Goal: Count the lines that hold the string "Wheels". Reply with the number alone.

=-=-=-=-=

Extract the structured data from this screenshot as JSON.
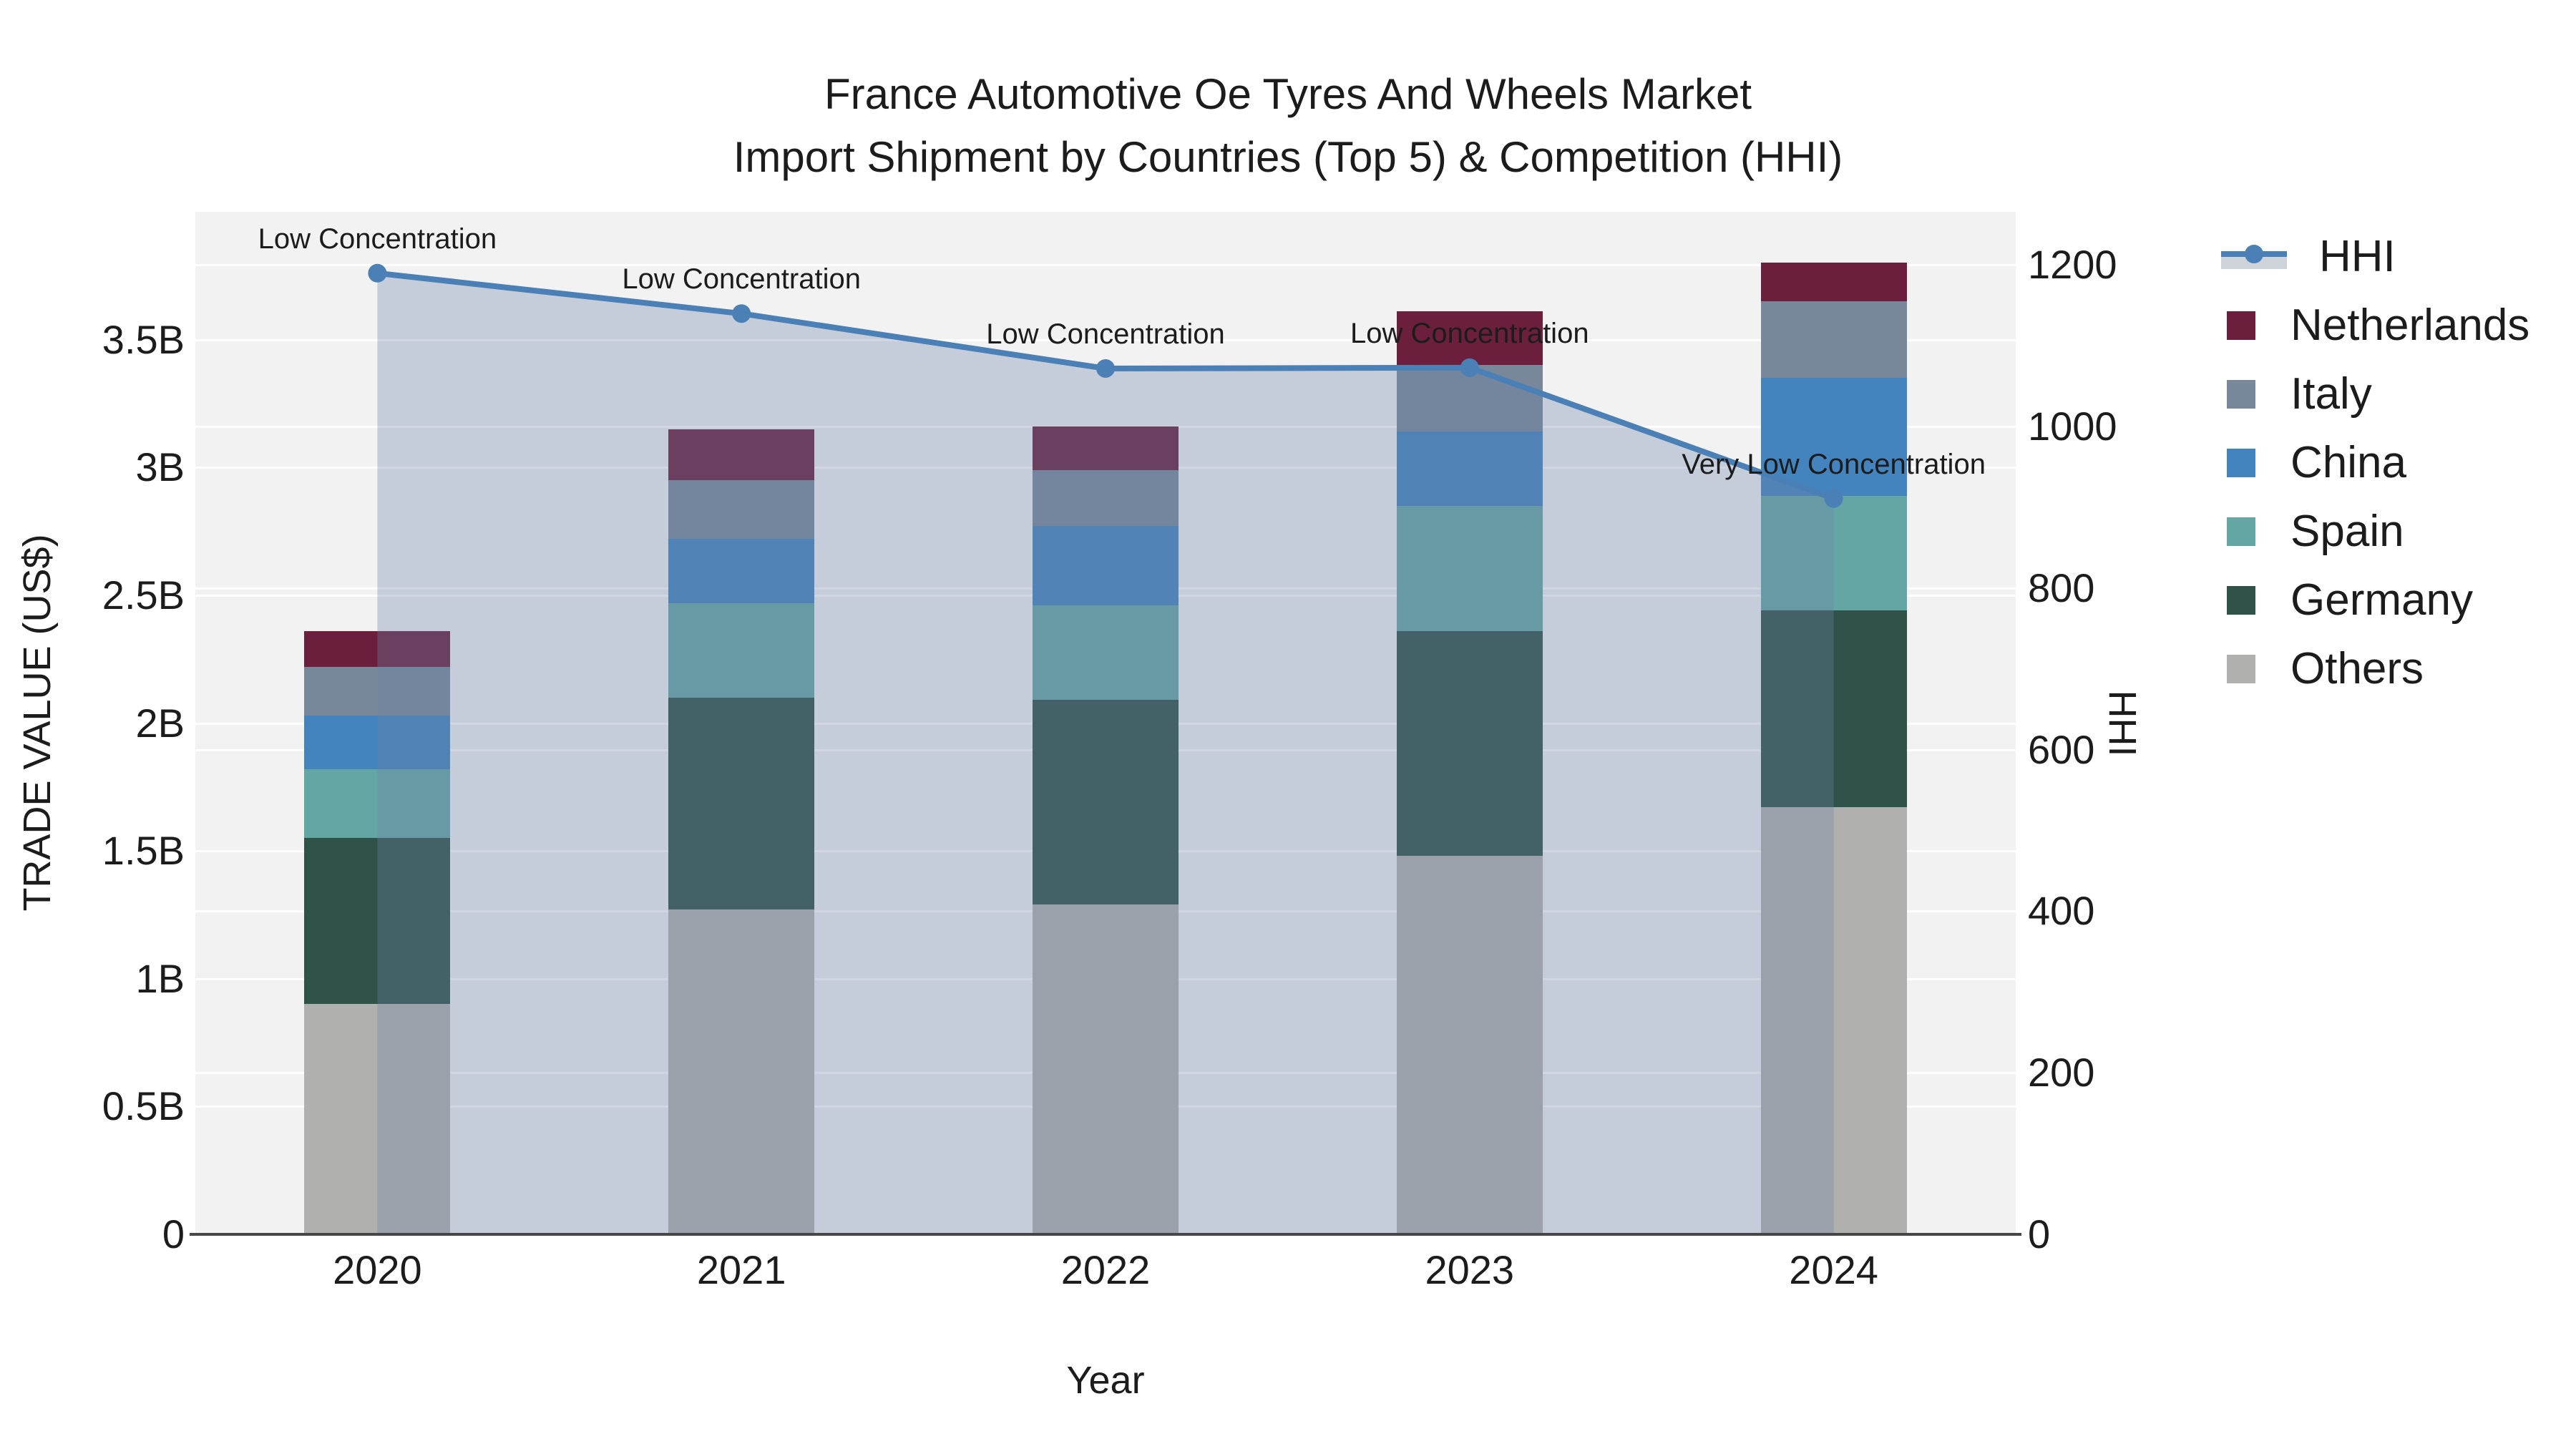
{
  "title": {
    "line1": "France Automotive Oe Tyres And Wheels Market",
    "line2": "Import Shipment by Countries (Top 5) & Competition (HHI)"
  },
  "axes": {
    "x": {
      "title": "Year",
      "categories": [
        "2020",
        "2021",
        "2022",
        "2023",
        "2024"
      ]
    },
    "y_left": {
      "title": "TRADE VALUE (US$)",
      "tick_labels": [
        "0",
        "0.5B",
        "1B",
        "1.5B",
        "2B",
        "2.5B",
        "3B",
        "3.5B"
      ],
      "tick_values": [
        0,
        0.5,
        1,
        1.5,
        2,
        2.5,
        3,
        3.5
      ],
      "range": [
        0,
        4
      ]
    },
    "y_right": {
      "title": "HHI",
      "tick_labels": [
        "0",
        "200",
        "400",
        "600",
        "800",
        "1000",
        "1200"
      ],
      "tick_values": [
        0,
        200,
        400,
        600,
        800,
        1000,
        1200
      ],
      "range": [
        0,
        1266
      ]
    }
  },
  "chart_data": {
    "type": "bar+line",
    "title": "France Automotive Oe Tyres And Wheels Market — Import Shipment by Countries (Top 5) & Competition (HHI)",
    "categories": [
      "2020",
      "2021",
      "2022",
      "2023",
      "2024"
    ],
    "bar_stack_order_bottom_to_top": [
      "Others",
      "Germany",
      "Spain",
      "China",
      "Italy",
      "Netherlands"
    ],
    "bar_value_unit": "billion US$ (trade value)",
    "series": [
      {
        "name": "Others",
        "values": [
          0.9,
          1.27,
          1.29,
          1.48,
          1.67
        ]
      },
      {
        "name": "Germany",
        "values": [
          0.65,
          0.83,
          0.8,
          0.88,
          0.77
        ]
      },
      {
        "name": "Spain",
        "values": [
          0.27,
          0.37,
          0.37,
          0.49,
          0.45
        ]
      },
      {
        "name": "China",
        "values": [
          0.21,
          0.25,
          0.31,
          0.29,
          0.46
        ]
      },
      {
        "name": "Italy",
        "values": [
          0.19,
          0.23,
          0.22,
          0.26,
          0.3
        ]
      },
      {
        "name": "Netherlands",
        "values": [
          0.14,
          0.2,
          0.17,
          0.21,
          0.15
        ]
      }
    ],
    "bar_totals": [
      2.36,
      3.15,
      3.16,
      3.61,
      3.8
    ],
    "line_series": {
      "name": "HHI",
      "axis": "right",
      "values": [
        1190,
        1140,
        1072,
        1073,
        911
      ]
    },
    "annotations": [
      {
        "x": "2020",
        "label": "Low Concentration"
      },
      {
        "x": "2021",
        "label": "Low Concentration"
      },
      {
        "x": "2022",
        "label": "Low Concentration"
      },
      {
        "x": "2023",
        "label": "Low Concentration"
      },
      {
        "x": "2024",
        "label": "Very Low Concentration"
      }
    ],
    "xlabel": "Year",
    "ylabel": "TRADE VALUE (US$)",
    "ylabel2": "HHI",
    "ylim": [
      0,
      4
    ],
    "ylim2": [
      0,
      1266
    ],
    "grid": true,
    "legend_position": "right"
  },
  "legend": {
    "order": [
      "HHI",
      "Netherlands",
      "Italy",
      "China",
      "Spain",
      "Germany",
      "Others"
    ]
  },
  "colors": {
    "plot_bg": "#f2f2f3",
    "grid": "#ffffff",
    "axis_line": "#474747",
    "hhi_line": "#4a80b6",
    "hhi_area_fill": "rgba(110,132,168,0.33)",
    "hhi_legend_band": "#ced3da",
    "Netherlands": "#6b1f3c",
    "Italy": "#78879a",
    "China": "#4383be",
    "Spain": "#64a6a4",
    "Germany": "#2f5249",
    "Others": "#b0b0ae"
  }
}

=-=-=-=-=

Finished answer: 2